Request | Quote the whole listing verbatim.

Data to use |
***

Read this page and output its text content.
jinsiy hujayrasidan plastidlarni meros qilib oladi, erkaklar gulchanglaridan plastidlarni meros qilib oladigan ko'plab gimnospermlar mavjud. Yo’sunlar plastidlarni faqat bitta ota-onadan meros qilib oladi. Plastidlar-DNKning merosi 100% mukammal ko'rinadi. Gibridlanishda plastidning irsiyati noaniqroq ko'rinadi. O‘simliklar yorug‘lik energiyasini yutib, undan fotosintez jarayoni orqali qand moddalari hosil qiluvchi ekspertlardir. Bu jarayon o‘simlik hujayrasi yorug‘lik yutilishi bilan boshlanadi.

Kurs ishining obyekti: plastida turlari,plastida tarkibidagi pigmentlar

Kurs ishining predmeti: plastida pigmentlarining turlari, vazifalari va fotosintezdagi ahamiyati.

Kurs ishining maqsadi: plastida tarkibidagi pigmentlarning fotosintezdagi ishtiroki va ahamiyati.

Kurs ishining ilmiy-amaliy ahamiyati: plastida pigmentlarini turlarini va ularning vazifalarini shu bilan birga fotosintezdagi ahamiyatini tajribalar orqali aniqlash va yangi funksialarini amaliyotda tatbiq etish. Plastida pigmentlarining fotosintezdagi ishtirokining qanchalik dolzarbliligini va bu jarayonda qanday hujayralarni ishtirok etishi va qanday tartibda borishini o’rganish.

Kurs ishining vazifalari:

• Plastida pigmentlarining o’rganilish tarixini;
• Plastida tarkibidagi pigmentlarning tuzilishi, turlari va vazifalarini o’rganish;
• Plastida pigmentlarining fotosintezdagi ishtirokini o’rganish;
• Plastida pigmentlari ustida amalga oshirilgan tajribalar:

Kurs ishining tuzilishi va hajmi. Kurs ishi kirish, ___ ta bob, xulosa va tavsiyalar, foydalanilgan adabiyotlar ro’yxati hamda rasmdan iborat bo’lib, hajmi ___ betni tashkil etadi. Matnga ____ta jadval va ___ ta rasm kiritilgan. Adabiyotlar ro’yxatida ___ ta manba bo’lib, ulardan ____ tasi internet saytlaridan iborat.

***

Task output |
Read this page and output its text content.
jinsiy hujayrasidan plastidlarni meros qilib oladi, erkaklar gulchanglaridan plastidlarni meros qilib oladigan ko'plab gimnospermlar mavjud. Yo’sunlar plastidlarni faqat bitta ota-onadan meros qilib oladi. Plastidlar-DNKning merosi 100% mukammal ko'rinadi. Gibridlanishda plastidning irsiyati noaniqroq ko'rinadi. O‘simliklar yorug‘lik energiyasini yutib, undan fotosintez jarayoni orqali qand moddalari hosil qiluvchi ekspertlardir. Bu jarayon o‘simlik hujayrasi yorug‘lik yutilishi bilan boshlanadi.

Kurs ishining obyekti: plastida turlari,plastida tarkibidagi pigmentlar

Kurs ishining predmeti: plastida pigmentlarining turlari, vazifalari va fotosintezdagi ahamiyati.

Kurs ishining maqsadi: plastida tarkibidagi pigmentlarning fotosintezdagi ishtiroki va ahamiyati.

Kurs ishining ilmiy-amaliy ahamiyati: plastida pigmentlarini turlarini va ularning vazifalarini shu bilan birga fotosintezdagi ahamiyatini tajribalar orqali aniqlash va yangi funksialarini amaliyotda tatbiq etish. Plastida pigmentlarining fotosintezdagi ishtirokining qanchalik dolzarbliligini va bu jarayonda qanday hujayralarni ishtirok etishi va qanday tartibda borishini o’rganish.

Kurs ishining vazifalari:

• Plastida pigmentlarining o’rganilish tarixini;
• Plastida tarkibidagi pigmentlarning tuzilishi, turlari va vazifalarini o’rganish;
• Plastida pigmentlarining fotosintezdagi ishtirokini o’rganish;
• Plastida pigmentlari ustida amalga oshirilgan tajribalar:

Kurs ishining tuzilishi va hajmi. Kurs ishi kirish, ___ ta bob, xulosa va tavsiyalar, foydalanilgan adabiyotlar ro’yxati hamda rasmdan iborat bo’lib, hajmi ___ betni tashkil etadi. Matnga ____ta jadval va ___ ta rasm kiritilgan. Adabiyotlar ro’yxatida ___ ta manba bo’lib, ulardan ____ tasi internet saytlaridan iborat.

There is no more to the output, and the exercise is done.